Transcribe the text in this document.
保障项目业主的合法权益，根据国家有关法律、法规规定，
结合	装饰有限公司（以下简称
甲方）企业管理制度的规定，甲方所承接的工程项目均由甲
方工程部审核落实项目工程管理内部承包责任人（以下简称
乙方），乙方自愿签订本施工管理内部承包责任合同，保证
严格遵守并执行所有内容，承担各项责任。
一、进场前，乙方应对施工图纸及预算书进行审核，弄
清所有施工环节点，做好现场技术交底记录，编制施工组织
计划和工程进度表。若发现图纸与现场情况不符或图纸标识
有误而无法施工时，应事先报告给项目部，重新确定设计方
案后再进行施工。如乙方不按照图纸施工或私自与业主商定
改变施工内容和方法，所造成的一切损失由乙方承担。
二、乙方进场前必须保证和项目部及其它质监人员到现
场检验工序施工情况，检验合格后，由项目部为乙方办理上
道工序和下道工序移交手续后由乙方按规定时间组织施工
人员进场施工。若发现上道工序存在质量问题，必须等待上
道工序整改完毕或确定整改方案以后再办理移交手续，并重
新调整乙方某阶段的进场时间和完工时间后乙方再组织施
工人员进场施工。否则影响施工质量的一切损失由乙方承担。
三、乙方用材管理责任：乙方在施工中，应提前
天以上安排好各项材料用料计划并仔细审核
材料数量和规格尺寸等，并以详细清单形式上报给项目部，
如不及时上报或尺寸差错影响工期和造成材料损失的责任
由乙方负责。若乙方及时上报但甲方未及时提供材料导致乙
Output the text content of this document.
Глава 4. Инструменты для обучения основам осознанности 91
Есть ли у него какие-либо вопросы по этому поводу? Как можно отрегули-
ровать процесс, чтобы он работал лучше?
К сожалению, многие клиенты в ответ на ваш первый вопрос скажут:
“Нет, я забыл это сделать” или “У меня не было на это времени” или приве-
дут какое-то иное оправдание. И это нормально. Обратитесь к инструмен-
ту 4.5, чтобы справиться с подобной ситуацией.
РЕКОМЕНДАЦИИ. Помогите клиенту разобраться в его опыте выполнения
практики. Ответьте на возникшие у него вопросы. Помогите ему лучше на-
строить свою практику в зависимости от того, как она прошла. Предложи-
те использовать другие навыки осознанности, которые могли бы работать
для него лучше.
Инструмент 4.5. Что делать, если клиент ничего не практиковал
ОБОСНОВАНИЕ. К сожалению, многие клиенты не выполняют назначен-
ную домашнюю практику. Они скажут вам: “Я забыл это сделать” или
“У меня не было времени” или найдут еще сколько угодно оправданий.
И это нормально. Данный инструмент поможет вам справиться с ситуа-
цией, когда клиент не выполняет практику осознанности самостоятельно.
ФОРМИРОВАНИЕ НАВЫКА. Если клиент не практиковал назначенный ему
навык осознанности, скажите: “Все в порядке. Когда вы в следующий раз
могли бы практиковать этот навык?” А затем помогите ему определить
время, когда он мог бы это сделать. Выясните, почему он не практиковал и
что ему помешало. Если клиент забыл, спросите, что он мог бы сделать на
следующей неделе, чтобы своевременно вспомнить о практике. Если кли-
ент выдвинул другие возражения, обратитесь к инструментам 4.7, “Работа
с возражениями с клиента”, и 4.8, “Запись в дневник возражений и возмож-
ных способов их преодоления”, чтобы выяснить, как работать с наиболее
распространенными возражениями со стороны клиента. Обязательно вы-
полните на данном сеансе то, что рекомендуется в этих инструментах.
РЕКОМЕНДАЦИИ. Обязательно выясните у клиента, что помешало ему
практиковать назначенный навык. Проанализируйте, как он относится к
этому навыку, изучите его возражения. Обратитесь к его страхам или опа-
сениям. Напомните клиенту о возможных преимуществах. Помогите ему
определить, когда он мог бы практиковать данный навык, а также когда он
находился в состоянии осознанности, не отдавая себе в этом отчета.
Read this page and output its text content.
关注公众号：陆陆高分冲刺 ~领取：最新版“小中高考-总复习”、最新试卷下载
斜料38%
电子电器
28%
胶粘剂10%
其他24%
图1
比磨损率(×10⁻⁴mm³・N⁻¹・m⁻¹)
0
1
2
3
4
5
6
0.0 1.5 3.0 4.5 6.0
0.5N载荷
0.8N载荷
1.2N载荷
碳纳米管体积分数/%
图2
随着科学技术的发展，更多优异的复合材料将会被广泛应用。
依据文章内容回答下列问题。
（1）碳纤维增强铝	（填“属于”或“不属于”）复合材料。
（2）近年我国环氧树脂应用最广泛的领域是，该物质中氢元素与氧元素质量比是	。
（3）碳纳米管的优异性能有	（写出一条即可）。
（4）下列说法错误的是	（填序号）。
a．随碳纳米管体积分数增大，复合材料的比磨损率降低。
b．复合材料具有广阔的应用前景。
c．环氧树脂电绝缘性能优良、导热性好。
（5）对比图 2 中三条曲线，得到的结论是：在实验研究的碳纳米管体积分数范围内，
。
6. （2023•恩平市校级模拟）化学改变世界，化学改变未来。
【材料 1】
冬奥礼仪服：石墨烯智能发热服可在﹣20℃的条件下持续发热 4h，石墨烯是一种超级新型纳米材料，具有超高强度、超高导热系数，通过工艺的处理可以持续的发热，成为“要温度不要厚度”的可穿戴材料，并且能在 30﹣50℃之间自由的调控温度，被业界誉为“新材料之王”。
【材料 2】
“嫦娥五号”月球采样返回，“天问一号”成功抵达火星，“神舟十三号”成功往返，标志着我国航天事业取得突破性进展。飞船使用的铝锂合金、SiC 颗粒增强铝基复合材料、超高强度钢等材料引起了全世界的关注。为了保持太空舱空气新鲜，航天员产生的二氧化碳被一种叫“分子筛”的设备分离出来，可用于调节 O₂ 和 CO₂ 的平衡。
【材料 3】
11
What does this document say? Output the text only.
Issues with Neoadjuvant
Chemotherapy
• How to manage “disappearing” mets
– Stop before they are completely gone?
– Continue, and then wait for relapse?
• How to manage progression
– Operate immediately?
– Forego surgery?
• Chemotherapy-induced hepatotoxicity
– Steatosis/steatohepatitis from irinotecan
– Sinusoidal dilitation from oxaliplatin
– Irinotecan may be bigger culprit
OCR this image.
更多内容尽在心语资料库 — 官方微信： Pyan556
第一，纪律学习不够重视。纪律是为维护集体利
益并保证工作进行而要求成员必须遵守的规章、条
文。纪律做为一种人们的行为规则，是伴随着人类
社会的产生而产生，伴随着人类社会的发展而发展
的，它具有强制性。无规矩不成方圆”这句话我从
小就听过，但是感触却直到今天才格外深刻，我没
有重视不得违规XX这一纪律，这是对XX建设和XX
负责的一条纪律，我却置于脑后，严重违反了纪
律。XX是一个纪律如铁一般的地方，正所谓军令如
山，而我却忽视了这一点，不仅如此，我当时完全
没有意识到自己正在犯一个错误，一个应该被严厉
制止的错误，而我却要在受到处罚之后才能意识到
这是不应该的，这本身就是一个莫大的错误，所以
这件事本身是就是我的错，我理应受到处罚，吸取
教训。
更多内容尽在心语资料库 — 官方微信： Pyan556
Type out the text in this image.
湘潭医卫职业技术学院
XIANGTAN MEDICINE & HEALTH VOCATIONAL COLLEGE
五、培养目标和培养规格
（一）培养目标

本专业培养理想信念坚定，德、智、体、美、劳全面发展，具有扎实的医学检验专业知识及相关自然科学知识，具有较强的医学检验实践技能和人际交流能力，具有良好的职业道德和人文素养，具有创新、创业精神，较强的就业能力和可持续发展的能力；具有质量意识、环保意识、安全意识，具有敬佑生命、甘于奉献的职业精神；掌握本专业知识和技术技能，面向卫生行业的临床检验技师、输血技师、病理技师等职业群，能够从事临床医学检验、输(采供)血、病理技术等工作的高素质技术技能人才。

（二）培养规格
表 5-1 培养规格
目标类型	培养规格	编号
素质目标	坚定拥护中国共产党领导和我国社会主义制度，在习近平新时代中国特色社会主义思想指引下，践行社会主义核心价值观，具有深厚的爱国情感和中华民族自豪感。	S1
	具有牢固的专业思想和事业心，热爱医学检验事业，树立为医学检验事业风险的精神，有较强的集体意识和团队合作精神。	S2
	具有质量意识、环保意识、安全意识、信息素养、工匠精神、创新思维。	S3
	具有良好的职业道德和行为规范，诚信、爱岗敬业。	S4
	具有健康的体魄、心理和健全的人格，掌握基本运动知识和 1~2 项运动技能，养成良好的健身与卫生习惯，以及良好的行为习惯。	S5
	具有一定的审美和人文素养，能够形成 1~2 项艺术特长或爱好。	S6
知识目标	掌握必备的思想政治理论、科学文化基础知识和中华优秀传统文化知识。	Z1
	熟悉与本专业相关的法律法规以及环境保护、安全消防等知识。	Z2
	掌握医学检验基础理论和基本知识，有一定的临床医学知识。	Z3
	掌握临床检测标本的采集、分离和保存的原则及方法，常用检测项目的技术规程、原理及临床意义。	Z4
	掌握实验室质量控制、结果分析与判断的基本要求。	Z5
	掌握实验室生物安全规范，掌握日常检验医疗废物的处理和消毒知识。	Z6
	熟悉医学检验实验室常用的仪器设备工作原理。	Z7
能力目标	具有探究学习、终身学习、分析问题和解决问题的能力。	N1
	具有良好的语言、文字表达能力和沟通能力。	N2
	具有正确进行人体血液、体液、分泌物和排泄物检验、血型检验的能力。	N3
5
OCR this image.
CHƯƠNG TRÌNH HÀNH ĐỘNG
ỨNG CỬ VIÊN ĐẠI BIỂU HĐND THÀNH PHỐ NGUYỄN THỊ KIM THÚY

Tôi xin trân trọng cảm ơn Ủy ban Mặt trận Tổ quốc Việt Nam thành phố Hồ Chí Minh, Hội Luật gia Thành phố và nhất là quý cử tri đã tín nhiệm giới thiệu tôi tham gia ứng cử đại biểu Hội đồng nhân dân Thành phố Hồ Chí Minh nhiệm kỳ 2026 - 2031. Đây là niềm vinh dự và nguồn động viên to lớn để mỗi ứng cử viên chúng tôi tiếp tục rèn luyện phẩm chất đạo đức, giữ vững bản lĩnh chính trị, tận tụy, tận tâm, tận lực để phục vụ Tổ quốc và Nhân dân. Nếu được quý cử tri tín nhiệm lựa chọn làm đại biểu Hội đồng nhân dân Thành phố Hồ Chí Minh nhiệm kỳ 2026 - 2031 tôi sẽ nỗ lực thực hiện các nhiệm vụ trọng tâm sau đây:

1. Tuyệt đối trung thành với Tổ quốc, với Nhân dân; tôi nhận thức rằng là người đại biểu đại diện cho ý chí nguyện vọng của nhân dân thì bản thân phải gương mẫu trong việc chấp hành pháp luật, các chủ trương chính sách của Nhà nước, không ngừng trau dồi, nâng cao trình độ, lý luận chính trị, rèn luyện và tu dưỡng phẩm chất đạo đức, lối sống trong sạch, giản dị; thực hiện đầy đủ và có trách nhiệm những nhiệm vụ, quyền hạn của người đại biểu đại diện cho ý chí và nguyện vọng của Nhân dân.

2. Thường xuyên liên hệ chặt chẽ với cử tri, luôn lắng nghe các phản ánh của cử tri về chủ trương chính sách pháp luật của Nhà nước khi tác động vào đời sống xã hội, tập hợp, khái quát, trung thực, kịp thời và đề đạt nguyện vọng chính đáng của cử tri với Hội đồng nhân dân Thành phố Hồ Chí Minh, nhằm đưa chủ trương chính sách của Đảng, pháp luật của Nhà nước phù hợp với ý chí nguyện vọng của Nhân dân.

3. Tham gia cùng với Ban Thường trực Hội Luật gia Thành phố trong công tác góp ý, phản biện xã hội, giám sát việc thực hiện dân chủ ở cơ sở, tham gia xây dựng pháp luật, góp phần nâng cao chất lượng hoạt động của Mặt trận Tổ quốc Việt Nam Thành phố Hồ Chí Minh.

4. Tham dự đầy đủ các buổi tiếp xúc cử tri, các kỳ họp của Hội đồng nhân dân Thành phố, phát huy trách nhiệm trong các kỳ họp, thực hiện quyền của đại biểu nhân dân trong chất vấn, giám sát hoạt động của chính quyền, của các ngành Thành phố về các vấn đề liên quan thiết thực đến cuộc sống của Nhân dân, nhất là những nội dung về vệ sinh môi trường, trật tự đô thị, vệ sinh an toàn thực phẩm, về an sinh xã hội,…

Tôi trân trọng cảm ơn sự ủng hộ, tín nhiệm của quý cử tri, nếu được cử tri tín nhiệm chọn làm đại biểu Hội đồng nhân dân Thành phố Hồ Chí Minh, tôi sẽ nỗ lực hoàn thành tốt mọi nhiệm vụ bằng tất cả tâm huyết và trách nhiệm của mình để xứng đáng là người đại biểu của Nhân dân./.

* * * * *

● **Your goal**
From the data above, work out how many lines contain the string "document" and reply with only the number.

● **Correct output**
3